- TASK STATEMENT: Reproduce every line in the listing that contains the word "Dopamine".

-- START OF DATASET EXCERPTS --

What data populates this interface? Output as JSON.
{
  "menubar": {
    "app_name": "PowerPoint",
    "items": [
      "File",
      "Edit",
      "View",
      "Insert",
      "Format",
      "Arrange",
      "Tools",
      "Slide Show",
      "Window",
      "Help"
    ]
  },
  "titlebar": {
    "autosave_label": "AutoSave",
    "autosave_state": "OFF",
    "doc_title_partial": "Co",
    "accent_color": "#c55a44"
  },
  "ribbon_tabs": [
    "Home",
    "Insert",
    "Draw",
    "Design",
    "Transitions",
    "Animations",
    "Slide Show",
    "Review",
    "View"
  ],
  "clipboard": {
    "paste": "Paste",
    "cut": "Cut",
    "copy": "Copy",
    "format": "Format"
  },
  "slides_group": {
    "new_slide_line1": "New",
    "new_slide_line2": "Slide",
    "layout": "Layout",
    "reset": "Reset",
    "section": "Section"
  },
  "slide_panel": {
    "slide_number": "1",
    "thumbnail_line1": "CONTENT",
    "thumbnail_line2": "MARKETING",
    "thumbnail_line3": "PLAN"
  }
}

-- END OF DATASET EXCERPTS --
-- START OF DATASET EXCERPTS --

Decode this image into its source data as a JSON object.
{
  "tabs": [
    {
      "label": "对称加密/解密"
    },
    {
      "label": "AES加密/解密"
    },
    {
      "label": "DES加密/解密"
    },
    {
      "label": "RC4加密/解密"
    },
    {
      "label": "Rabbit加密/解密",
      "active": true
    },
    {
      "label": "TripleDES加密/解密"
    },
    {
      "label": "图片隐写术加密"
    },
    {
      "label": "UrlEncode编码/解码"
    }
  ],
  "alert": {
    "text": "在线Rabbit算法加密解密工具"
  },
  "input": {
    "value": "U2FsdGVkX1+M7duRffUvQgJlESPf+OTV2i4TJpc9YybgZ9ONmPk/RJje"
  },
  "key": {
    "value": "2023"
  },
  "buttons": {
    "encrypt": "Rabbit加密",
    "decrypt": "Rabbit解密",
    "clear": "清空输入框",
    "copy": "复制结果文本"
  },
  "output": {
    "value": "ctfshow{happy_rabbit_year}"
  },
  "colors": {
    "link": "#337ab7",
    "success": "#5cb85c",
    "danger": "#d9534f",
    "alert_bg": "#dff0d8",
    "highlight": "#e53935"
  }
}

-- END OF DATASET EXCERPTS --
-- START OF DATASET EXCERPTS --

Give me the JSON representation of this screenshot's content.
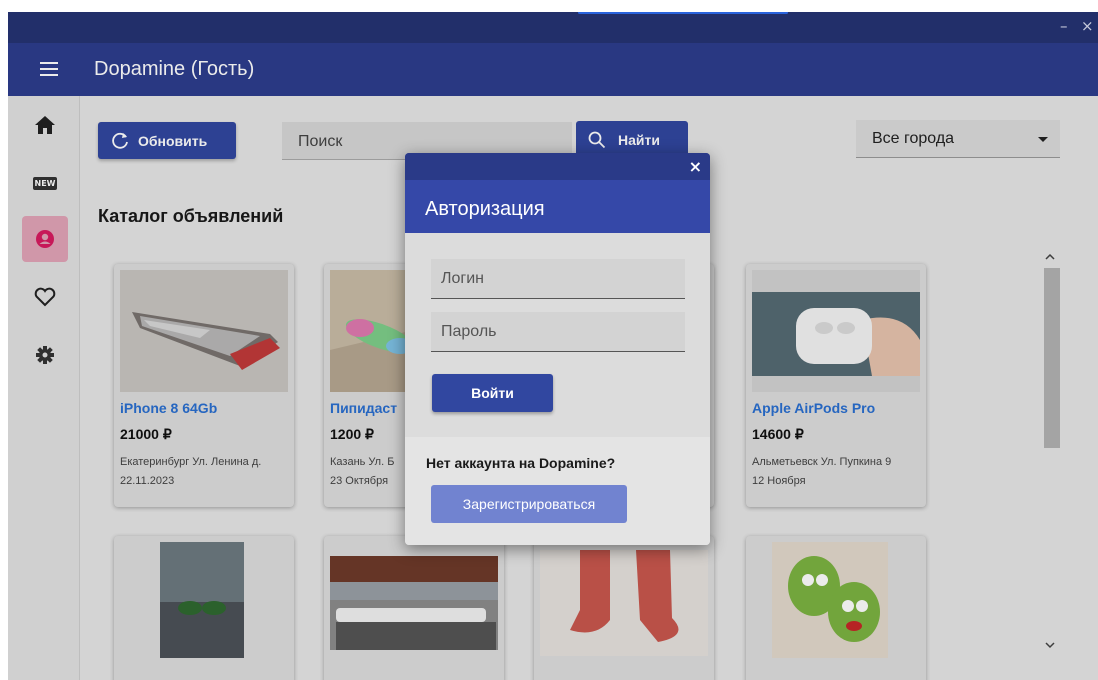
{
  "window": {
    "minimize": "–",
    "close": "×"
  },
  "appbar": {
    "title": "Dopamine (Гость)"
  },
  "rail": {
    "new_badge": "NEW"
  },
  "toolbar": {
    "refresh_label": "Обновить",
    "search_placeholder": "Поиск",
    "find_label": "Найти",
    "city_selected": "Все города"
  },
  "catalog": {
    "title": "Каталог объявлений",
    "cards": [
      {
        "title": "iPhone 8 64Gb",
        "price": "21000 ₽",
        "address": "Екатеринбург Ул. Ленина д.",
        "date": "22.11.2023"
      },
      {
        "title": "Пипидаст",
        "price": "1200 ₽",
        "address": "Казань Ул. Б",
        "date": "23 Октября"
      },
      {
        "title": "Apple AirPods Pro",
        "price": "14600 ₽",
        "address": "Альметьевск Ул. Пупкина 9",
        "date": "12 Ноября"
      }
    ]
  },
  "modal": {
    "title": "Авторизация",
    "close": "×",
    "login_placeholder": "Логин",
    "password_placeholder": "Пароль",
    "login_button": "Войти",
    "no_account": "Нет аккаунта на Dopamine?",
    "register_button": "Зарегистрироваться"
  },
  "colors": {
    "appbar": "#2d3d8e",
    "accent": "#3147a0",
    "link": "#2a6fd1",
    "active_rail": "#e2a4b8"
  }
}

-- END OF DATASET EXCERPTS --

- WRITTEN REPLY:
    "title": "Dopamine (Гость)"
    "no_account": "Нет аккаунта на Dopamine?",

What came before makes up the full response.